Given instruction:
Every entry must be repeated exactly. Exclude all pictures.

Recorded data:
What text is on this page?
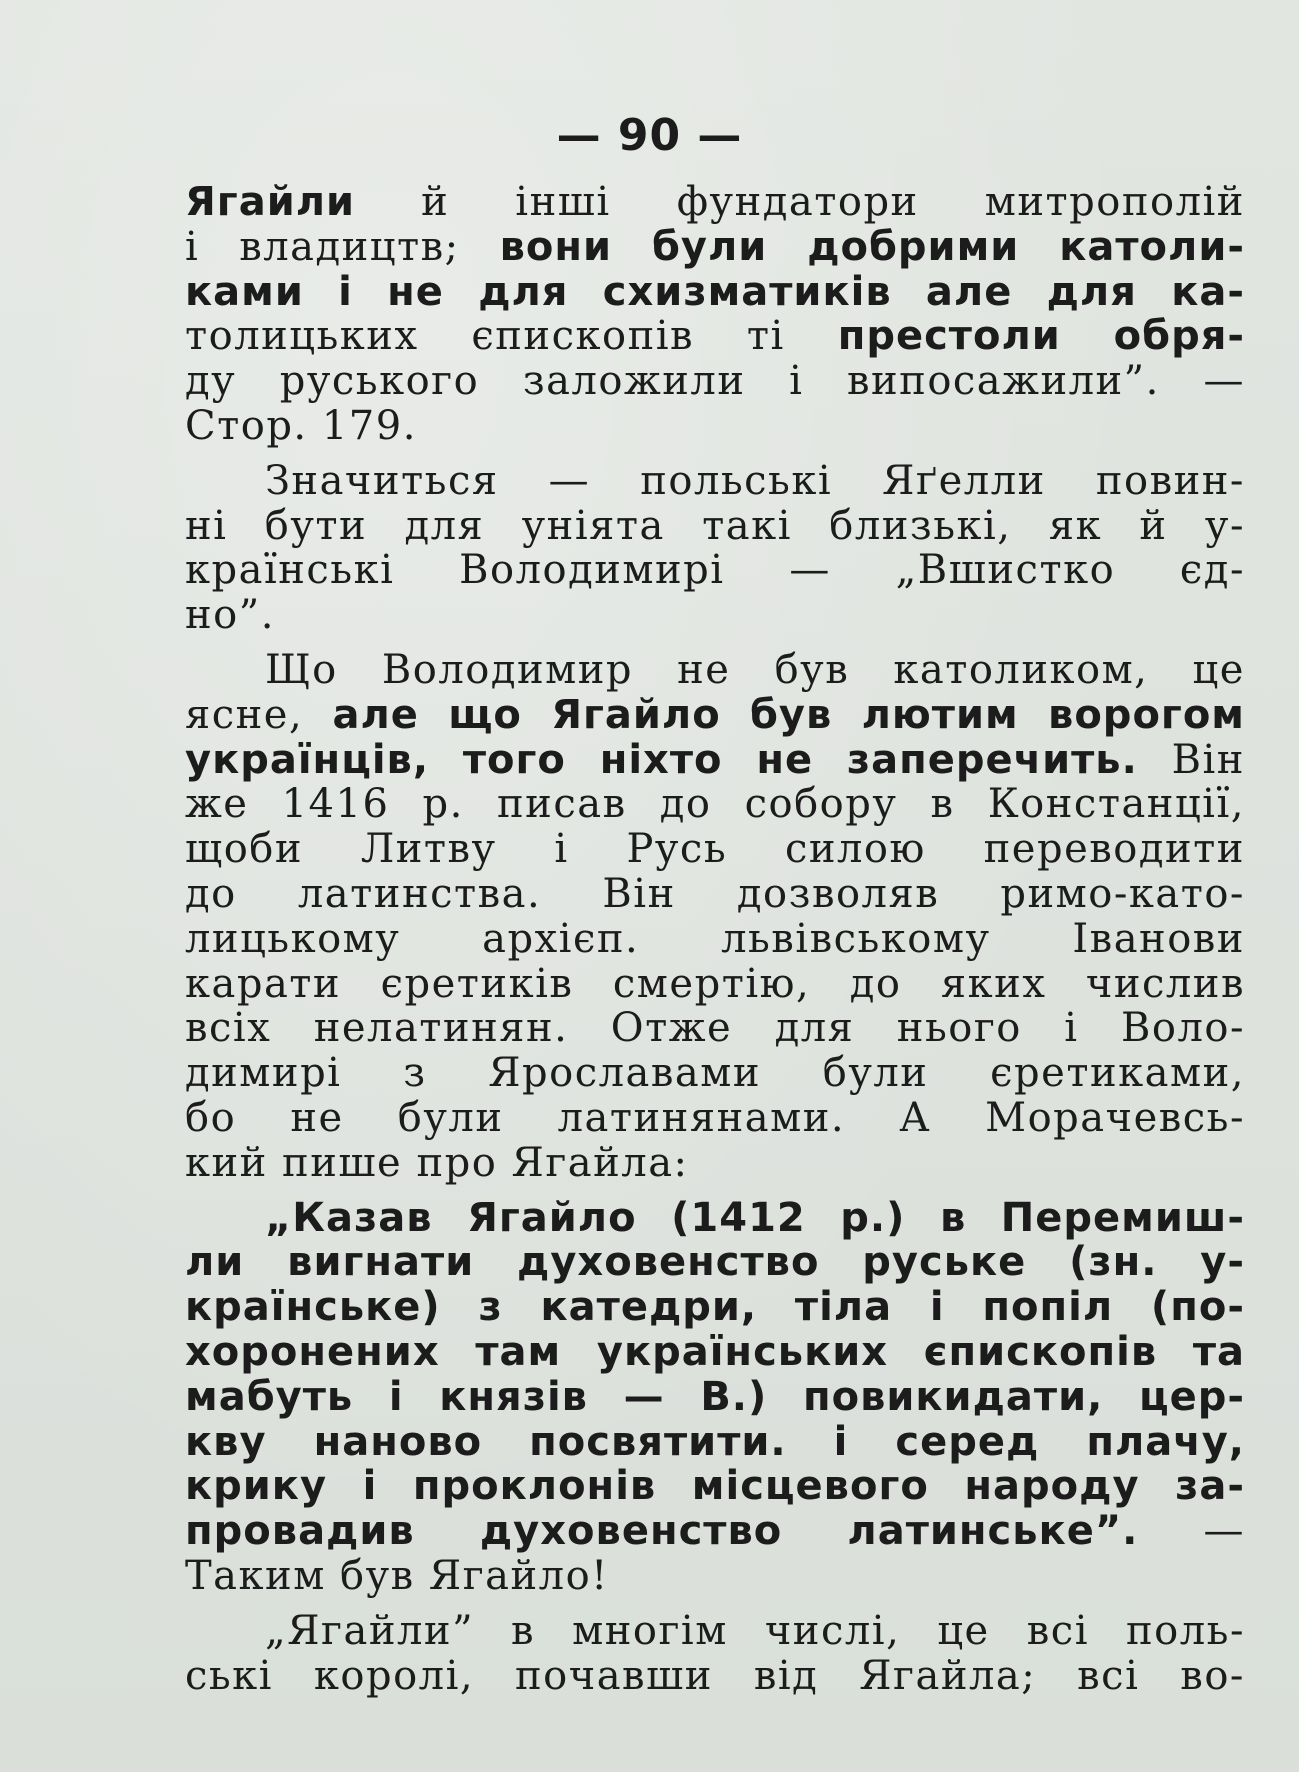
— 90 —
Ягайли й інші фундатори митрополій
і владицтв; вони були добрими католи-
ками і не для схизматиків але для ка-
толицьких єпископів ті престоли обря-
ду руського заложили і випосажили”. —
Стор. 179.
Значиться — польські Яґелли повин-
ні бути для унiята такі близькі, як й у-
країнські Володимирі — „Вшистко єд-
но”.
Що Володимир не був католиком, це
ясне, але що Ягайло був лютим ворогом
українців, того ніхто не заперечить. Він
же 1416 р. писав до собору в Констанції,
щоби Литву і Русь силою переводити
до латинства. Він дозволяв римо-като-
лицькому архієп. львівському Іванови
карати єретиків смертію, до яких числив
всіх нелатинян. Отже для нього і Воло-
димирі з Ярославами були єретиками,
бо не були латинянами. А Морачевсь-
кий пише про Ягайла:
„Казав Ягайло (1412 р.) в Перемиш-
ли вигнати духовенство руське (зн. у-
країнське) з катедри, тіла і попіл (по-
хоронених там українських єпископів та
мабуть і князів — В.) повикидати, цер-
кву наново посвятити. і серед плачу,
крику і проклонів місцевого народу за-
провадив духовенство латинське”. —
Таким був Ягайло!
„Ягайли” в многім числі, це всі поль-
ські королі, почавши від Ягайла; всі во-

Output of the task:
What text is on this page?
— 90 —
Ягайли й інші фундатори митрополій
і владицтв; вони були добрими католи-
ками і не для схизматиків але для ка-
толицьких єпископів ті престоли обря-
ду руського заложили і випосажили”. —
Стор. 179.
Значиться — польські Яґелли повин-
ні бути для унiята такі близькі, як й у-
країнські Володимирі — „Вшистко єд-
но”.
Що Володимир не був католиком, це
ясне, але що Ягайло був лютим ворогом
українців, того ніхто не заперечить. Він
же 1416 р. писав до собору в Констанції,
щоби Литву і Русь силою переводити
до латинства. Він дозволяв римо-като-
лицькому архієп. львівському Іванови
карати єретиків смертію, до яких числив
всіх нелатинян. Отже для нього і Воло-
димирі з Ярославами були єретиками,
бо не були латинянами. А Морачевсь-
кий пише про Ягайла:
„Казав Ягайло (1412 р.) в Перемиш-
ли вигнати духовенство руське (зн. у-
країнське) з катедри, тіла і попіл (по-
хоронених там українських єпископів та
мабуть і князів — В.) повикидати, цер-
кву наново посвятити. і серед плачу,
крику і проклонів місцевого народу за-
провадив духовенство латинське”. —
Таким був Ягайло!
„Ягайли” в многім числі, це всі поль-
ські королі, почавши від Ягайла; всі во-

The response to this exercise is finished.